(Figure contents as structured data)
————————

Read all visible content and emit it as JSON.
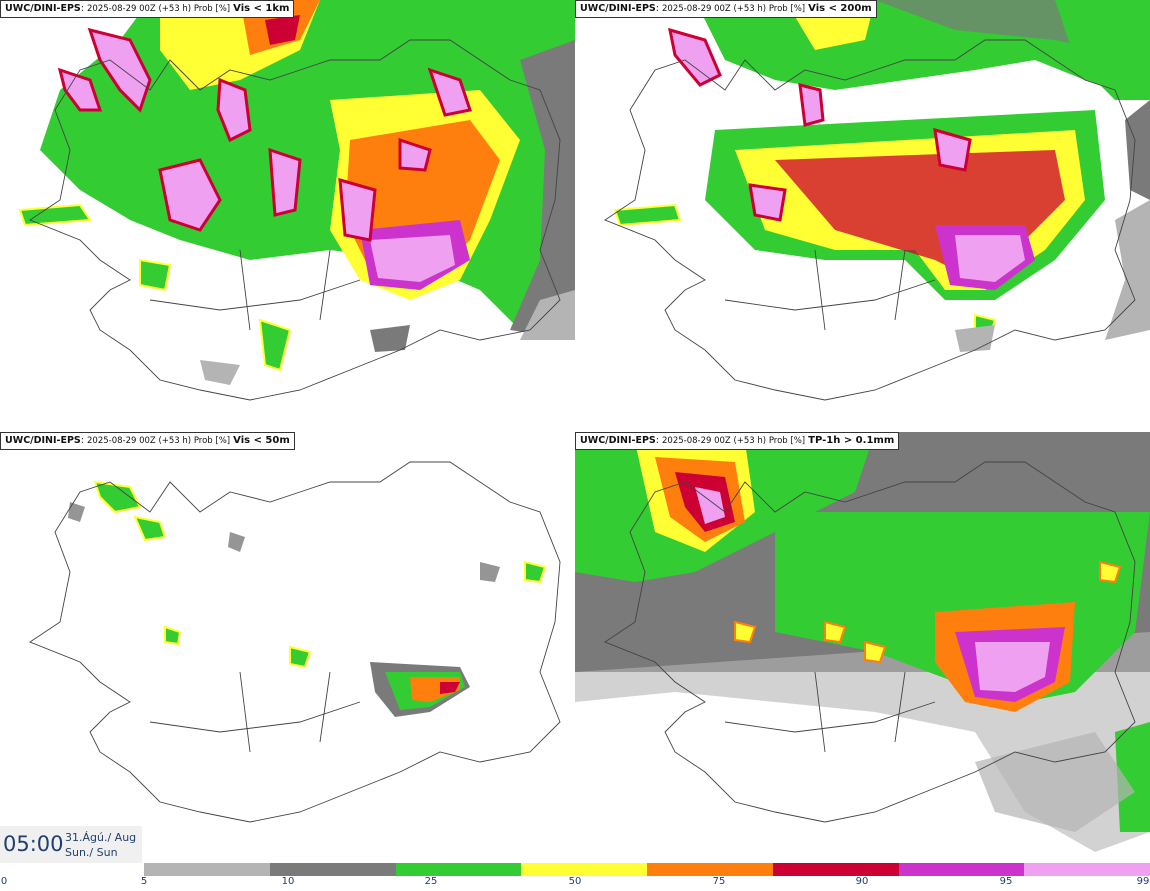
{
  "panels": [
    {
      "model": "UWC/DINI-EPS",
      "run": "2025-08-29 00Z (+53 h) Prob [%]",
      "variable": "Vis < 1km"
    },
    {
      "model": "UWC/DINI-EPS",
      "run": "2025-08-29 00Z (+53 h) Prob [%]",
      "variable": "Vis < 200m"
    },
    {
      "model": "UWC/DINI-EPS",
      "run": "2025-08-29 00Z (+53 h) Prob [%]",
      "variable": "Vis < 50m"
    },
    {
      "model": "UWC/DINI-EPS",
      "run": "2025-08-29 00Z (+53 h) Prob [%]",
      "variable": "TP-1h > 0.1mm"
    }
  ],
  "valid": {
    "time": "05:00",
    "date_line1": "31.Ágú./ Aug",
    "date_line2": "Sun./ Sun"
  },
  "colorbar": {
    "ticks": [
      "0",
      "5",
      "10",
      "25",
      "50",
      "75",
      "90",
      "95",
      "99"
    ],
    "colors": [
      "#b4b4b4",
      "#7a7a7a",
      "#33cc33",
      "#ffff33",
      "#ff7f0e",
      "#cc0033",
      "#cc33cc",
      "#f0a0f0"
    ]
  }
}
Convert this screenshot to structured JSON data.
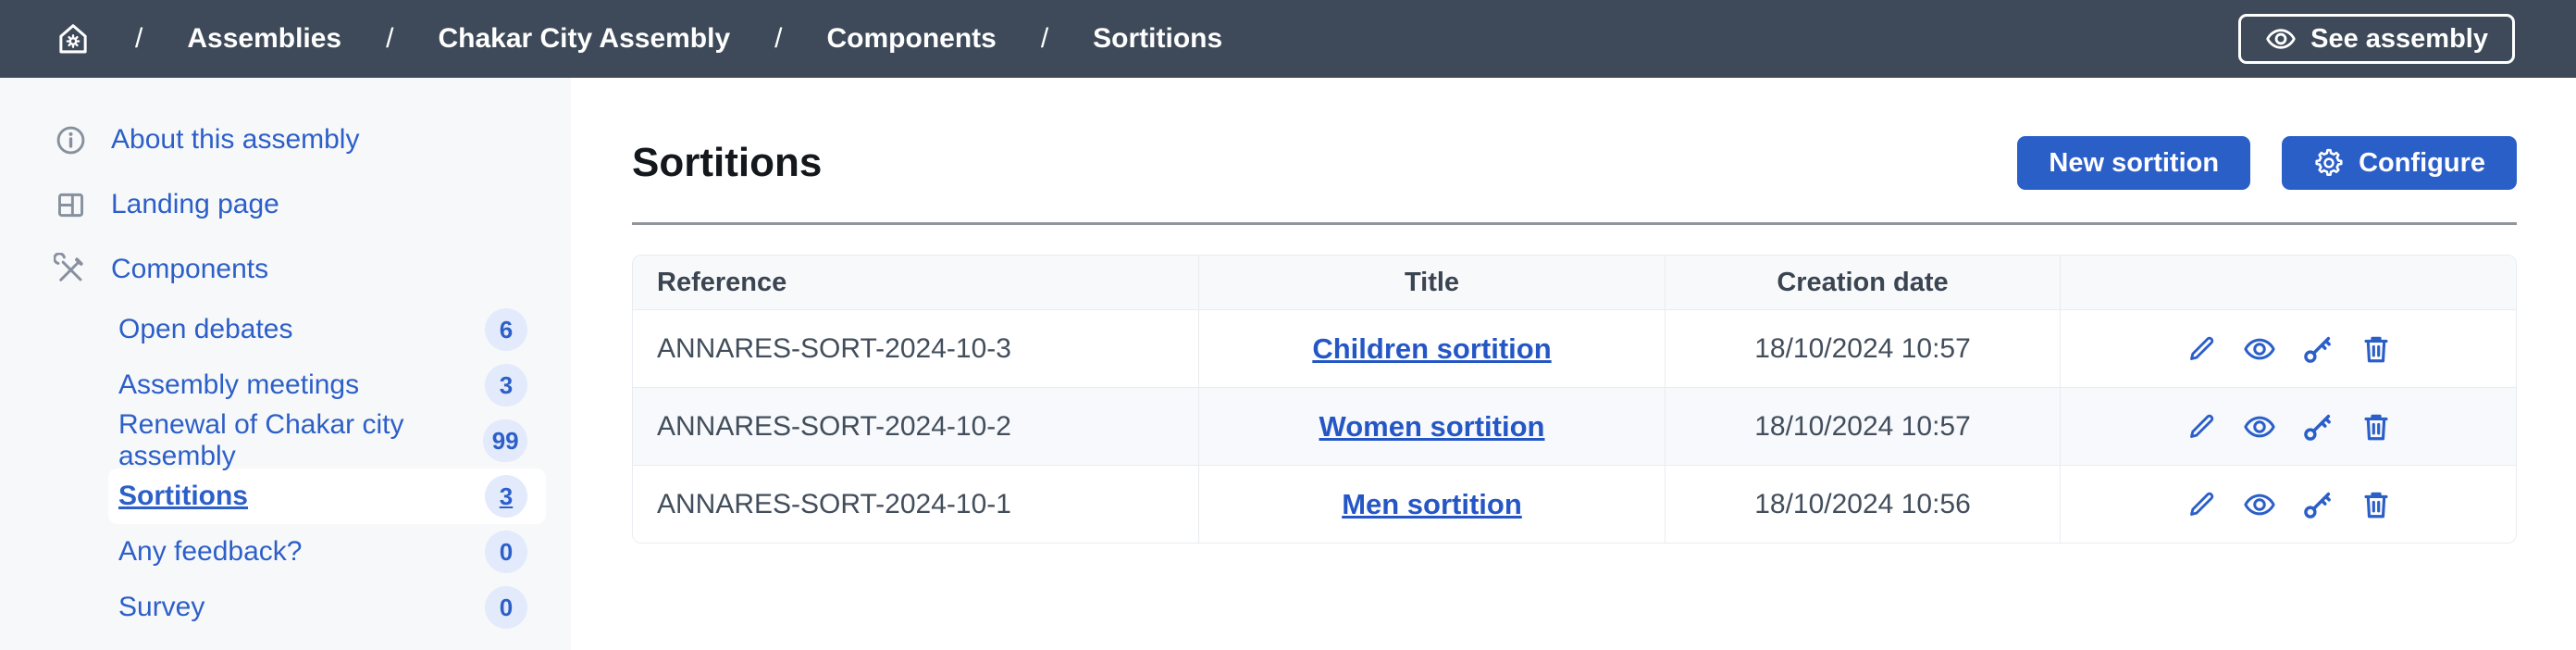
{
  "colors": {
    "topbar_bg": "#3e4a59",
    "primary_blue": "#2b5fc8",
    "link_blue": "#2457c5",
    "sidebar_bg": "#f7f8fa",
    "badge_bg": "#e2eafb",
    "table_header_bg": "#f8f9fb",
    "row_alt_bg": "#f7f9fc",
    "border": "#e8ecf0",
    "icon_gray": "#87919e"
  },
  "topbar": {
    "breadcrumb": [
      "Assemblies",
      "Chakar City Assembly",
      "Components",
      "Sortitions"
    ],
    "see_assembly_label": "See assembly"
  },
  "sidebar": {
    "items": [
      {
        "label": "About this assembly",
        "icon": "info-icon"
      },
      {
        "label": "Landing page",
        "icon": "layout-icon"
      },
      {
        "label": "Components",
        "icon": "tools-icon"
      }
    ],
    "subitems": [
      {
        "label": "Open debates",
        "badge": "6",
        "selected": false
      },
      {
        "label": "Assembly meetings",
        "badge": "3",
        "selected": false
      },
      {
        "label": "Renewal of Chakar city assembly",
        "badge": "99",
        "selected": false
      },
      {
        "label": "Sortitions",
        "badge": "3",
        "selected": true
      },
      {
        "label": "Any feedback?",
        "badge": "0",
        "selected": false
      },
      {
        "label": "Survey",
        "badge": "0",
        "selected": false
      }
    ]
  },
  "main": {
    "title": "Sortitions",
    "new_button_label": "New sortition",
    "configure_button_label": "Configure",
    "table": {
      "headers": [
        "Reference",
        "Title",
        "Creation date",
        ""
      ],
      "rows": [
        {
          "reference": "ANNARES-SORT-2024-10-3",
          "title": "Children sortition",
          "date": "18/10/2024 10:57"
        },
        {
          "reference": "ANNARES-SORT-2024-10-2",
          "title": "Women sortition",
          "date": "18/10/2024 10:57"
        },
        {
          "reference": "ANNARES-SORT-2024-10-1",
          "title": "Men sortition",
          "date": "18/10/2024 10:56"
        }
      ],
      "row_actions": [
        {
          "name": "edit",
          "icon": "pencil-icon"
        },
        {
          "name": "preview",
          "icon": "eye-icon"
        },
        {
          "name": "permissions",
          "icon": "key-icon"
        },
        {
          "name": "delete",
          "icon": "trash-icon"
        }
      ]
    }
  }
}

————————

# Given exercise:
Except for the pictures, give all the material above again verbatim.

# Task response:
Read all visible content and emit it as JSON.
{
  "panels": [
    {
      "model": "UWC/DINI-EPS",
      "run": "2025-08-29 00Z (+53 h) Prob [%]",
      "variable": "Vis < 1km"
    },
    {
      "model": "UWC/DINI-EPS",
      "run": "2025-08-29 00Z (+53 h) Prob [%]",
      "variable": "Vis < 200m"
    },
    {
      "model": "UWC/DINI-EPS",
      "run": "2025-08-29 00Z (+53 h) Prob [%]",
      "variable": "Vis < 50m"
    },
    {
      "model": "UWC/DINI-EPS",
      "run": "2025-08-29 00Z (+53 h) Prob [%]",
      "variable": "TP-1h > 0.1mm"
    }
  ],
  "valid": {
    "time": "05:00",
    "date_line1": "31.Ágú./ Aug",
    "date_line2": "Sun./ Sun"
  },
  "colorbar": {
    "ticks": [
      "0",
      "5",
      "10",
      "25",
      "50",
      "75",
      "90",
      "95",
      "99"
    ],
    "colors": [
      "#b4b4b4",
      "#7a7a7a",
      "#33cc33",
      "#ffff33",
      "#ff7f0e",
      "#cc0033",
      "#cc33cc",
      "#f0a0f0"
    ]
  }
}
Convert this screenshot to structured JSON data.
{
  "colors": {
    "topbar_bg": "#3e4a59",
    "primary_blue": "#2b5fc8",
    "link_blue": "#2457c5",
    "sidebar_bg": "#f7f8fa",
    "badge_bg": "#e2eafb",
    "table_header_bg": "#f8f9fb",
    "row_alt_bg": "#f7f9fc",
    "border": "#e8ecf0",
    "icon_gray": "#87919e"
  },
  "topbar": {
    "breadcrumb": [
      "Assemblies",
      "Chakar City Assembly",
      "Components",
      "Sortitions"
    ],
    "see_assembly_label": "See assembly"
  },
  "sidebar": {
    "items": [
      {
        "label": "About this assembly",
        "icon": "info-icon"
      },
      {
        "label": "Landing page",
        "icon": "layout-icon"
      },
      {
        "label": "Components",
        "icon": "tools-icon"
      }
    ],
    "subitems": [
      {
        "label": "Open debates",
        "badge": "6",
        "selected": false
      },
      {
        "label": "Assembly meetings",
        "badge": "3",
        "selected": false
      },
      {
        "label": "Renewal of Chakar city assembly",
        "badge": "99",
        "selected": false
      },
      {
        "label": "Sortitions",
        "badge": "3",
        "selected": true
      },
      {
        "label": "Any feedback?",
        "badge": "0",
        "selected": false
      },
      {
        "label": "Survey",
        "badge": "0",
        "selected": false
      }
    ]
  },
  "main": {
    "title": "Sortitions",
    "new_button_label": "New sortition",
    "configure_button_label": "Configure",
    "table": {
      "headers": [
        "Reference",
        "Title",
        "Creation date",
        ""
      ],
      "rows": [
        {
          "reference": "ANNARES-SORT-2024-10-3",
          "title": "Children sortition",
          "date": "18/10/2024 10:57"
        },
        {
          "reference": "ANNARES-SORT-2024-10-2",
          "title": "Women sortition",
          "date": "18/10/2024 10:57"
        },
        {
          "reference": "ANNARES-SORT-2024-10-1",
          "title": "Men sortition",
          "date": "18/10/2024 10:56"
        }
      ],
      "row_actions": [
        {
          "name": "edit",
          "icon": "pencil-icon"
        },
        {
          "name": "preview",
          "icon": "eye-icon"
        },
        {
          "name": "permissions",
          "icon": "key-icon"
        },
        {
          "name": "delete",
          "icon": "trash-icon"
        }
      ]
    }
  }
}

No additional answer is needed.